*Entries shown*
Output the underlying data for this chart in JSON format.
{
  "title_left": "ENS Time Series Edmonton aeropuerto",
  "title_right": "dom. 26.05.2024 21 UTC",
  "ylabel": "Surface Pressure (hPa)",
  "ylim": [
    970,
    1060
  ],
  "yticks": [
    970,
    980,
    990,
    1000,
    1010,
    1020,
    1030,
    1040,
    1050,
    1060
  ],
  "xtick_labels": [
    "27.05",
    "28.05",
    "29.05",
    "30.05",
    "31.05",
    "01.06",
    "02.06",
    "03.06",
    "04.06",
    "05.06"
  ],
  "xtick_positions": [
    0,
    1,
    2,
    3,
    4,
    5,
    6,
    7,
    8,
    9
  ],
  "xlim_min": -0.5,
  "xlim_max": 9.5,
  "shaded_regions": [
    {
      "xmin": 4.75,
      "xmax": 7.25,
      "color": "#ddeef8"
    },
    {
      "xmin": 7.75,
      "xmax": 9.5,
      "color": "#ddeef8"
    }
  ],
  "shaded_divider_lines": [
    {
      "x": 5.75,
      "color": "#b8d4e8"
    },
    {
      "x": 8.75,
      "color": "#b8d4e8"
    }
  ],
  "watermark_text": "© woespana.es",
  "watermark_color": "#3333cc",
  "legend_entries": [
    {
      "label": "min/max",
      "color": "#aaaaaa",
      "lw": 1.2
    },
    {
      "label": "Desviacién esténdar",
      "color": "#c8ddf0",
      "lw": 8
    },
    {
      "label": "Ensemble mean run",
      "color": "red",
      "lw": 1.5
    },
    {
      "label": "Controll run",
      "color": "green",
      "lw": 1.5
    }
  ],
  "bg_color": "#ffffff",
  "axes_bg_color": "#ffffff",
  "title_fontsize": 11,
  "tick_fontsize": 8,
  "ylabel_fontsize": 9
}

*What the task asks*
Extract all lines as given.

*Final answer*
Output the underlying data for this chart in JSON format.
{
  "title_left": "ENS Time Series Edmonton aeropuerto",
  "title_right": "dom. 26.05.2024 21 UTC",
  "ylabel": "Surface Pressure (hPa)",
  "ylim": [
    970,
    1060
  ],
  "yticks": [
    970,
    980,
    990,
    1000,
    1010,
    1020,
    1030,
    1040,
    1050,
    1060
  ],
  "xtick_labels": [
    "27.05",
    "28.05",
    "29.05",
    "30.05",
    "31.05",
    "01.06",
    "02.06",
    "03.06",
    "04.06",
    "05.06"
  ],
  "xtick_positions": [
    0,
    1,
    2,
    3,
    4,
    5,
    6,
    7,
    8,
    9
  ],
  "xlim_min": -0.5,
  "xlim_max": 9.5,
  "shaded_regions": [
    {
      "xmin": 4.75,
      "xmax": 7.25,
      "color": "#ddeef8"
    },
    {
      "xmin": 7.75,
      "xmax": 9.5,
      "color": "#ddeef8"
    }
  ],
  "shaded_divider_lines": [
    {
      "x": 5.75,
      "color": "#b8d4e8"
    },
    {
      "x": 8.75,
      "color": "#b8d4e8"
    }
  ],
  "watermark_text": "© woespana.es",
  "watermark_color": "#3333cc",
  "legend_entries": [
    {
      "label": "min/max",
      "color": "#aaaaaa",
      "lw": 1.2
    },
    {
      "label": "Desviacién esténdar",
      "color": "#c8ddf0",
      "lw": 8
    },
    {
      "label": "Ensemble mean run",
      "color": "red",
      "lw": 1.5
    },
    {
      "label": "Controll run",
      "color": "green",
      "lw": 1.5
    }
  ],
  "bg_color": "#ffffff",
  "axes_bg_color": "#ffffff",
  "title_fontsize": 11,
  "tick_fontsize": 8,
  "ylabel_fontsize": 9
}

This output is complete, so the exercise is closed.